(Records from a data collection)

::::

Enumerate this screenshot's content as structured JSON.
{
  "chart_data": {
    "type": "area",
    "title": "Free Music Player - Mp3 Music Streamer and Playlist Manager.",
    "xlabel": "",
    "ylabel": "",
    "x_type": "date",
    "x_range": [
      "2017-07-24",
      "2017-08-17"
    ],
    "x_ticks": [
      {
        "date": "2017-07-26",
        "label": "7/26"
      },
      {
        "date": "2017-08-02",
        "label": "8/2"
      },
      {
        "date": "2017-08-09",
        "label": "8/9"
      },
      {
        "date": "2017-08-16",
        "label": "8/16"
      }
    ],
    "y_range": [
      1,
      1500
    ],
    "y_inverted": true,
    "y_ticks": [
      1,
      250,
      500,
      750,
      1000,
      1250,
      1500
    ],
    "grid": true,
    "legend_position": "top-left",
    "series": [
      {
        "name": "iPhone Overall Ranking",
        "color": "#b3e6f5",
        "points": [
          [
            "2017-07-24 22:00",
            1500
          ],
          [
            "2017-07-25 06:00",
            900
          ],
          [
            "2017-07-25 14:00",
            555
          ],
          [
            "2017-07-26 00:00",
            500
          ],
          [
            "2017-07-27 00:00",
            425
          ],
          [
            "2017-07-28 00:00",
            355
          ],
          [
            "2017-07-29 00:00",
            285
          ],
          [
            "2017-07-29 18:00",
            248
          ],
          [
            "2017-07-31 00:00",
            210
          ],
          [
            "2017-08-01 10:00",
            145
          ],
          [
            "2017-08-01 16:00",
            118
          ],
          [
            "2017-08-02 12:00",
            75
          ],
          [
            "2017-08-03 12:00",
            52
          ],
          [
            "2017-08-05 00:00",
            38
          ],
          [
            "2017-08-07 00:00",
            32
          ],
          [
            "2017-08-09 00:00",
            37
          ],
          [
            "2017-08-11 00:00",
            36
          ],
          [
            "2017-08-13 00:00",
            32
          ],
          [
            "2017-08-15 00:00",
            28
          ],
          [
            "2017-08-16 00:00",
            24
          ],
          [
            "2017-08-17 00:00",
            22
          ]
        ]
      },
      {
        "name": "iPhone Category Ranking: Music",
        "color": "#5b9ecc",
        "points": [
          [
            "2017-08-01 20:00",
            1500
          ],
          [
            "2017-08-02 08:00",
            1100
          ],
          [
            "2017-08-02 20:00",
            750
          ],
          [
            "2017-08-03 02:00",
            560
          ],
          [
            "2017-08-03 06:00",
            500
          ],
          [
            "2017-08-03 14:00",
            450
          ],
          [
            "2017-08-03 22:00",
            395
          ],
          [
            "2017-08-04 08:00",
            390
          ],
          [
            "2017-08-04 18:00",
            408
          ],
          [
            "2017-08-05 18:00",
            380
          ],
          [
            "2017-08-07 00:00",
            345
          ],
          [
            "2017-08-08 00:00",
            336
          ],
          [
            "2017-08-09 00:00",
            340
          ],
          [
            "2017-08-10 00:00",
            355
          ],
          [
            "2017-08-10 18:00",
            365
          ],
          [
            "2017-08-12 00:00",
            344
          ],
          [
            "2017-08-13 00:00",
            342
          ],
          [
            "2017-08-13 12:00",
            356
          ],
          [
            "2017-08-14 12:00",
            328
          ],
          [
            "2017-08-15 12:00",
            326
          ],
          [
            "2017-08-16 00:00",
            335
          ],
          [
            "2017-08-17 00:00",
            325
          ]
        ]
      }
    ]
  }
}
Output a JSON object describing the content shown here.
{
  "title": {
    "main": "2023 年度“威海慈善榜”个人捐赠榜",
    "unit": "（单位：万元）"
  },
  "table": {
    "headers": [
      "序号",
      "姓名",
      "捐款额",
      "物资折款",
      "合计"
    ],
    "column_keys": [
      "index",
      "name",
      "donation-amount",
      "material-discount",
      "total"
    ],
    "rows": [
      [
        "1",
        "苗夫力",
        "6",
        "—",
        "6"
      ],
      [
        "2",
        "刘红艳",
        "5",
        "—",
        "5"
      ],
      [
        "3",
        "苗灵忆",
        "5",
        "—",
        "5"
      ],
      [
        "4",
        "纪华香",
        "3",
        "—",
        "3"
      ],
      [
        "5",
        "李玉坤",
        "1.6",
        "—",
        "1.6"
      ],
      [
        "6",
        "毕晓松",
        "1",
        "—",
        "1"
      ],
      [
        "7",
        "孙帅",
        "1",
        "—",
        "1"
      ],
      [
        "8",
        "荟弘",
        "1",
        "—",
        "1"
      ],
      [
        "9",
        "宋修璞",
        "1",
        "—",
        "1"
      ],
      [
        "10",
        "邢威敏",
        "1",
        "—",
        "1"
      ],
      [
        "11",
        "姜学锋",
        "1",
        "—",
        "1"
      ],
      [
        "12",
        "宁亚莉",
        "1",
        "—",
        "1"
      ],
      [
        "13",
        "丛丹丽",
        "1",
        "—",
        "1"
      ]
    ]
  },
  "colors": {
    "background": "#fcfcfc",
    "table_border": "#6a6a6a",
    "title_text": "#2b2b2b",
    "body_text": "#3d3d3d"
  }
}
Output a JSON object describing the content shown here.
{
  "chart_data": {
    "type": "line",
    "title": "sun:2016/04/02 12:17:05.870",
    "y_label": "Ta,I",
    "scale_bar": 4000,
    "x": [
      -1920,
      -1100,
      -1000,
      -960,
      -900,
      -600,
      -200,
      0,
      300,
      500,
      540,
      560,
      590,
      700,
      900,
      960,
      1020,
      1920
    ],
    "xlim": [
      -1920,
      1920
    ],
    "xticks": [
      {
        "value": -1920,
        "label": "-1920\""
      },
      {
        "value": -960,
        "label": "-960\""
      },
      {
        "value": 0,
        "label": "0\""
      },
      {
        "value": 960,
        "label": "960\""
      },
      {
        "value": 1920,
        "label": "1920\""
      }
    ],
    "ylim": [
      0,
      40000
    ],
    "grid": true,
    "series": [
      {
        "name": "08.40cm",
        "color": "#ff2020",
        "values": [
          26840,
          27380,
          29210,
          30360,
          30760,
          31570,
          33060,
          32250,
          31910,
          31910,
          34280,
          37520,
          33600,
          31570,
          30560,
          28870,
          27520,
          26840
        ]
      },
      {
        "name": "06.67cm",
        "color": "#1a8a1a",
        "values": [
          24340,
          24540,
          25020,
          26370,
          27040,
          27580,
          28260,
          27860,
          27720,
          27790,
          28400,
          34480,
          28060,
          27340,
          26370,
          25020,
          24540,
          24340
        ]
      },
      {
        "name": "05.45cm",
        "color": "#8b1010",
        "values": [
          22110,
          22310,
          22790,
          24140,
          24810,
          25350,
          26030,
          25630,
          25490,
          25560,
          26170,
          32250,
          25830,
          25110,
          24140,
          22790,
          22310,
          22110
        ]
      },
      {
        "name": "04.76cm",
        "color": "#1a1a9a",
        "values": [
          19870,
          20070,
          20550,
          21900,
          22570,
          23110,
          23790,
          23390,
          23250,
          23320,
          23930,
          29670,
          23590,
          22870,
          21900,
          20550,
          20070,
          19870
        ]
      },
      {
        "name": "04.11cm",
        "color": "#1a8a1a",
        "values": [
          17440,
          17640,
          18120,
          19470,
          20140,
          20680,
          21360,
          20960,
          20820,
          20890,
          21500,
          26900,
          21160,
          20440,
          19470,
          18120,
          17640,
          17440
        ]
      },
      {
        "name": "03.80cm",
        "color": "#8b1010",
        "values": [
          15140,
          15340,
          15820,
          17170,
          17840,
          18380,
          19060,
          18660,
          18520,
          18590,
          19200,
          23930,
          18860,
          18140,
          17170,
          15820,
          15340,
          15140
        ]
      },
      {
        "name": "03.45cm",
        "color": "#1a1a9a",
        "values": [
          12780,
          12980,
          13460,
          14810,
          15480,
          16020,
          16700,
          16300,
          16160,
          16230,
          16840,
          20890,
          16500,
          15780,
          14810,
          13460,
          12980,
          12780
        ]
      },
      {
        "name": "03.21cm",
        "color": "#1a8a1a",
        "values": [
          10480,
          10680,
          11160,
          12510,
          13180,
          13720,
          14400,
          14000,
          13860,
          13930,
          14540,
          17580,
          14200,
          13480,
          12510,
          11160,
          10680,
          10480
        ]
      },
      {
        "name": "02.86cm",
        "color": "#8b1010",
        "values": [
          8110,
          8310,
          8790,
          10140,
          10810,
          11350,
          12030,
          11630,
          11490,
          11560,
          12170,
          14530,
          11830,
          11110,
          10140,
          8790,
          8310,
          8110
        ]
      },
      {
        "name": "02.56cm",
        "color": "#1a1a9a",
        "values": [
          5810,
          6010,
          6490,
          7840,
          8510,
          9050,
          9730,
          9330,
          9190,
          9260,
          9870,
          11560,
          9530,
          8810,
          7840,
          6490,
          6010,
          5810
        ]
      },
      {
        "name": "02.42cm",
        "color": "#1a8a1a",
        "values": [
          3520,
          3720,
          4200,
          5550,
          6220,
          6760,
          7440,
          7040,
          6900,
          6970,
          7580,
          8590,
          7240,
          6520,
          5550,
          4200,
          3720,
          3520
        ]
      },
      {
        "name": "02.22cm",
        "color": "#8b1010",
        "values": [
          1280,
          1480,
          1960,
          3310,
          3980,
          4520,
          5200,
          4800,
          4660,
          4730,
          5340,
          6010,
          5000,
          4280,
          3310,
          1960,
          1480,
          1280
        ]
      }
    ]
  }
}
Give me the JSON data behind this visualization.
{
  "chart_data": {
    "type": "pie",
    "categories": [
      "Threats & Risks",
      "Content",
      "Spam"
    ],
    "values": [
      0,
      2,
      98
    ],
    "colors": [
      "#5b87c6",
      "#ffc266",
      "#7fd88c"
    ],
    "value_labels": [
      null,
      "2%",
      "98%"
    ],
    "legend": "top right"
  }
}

::::

Every line from the one containing "Give me the" through the end of the data must be repeated exactly, and no other line.

▶ **Response below**
Give me the JSON data behind this visualization.
{
  "chart_data": {
    "type": "pie",
    "categories": [
      "Threats & Risks",
      "Content",
      "Spam"
    ],
    "values": [
      0,
      2,
      98
    ],
    "colors": [
      "#5b87c6",
      "#ffc266",
      "#7fd88c"
    ],
    "value_labels": [
      null,
      "2%",
      "98%"
    ],
    "legend": "top right"
  }
}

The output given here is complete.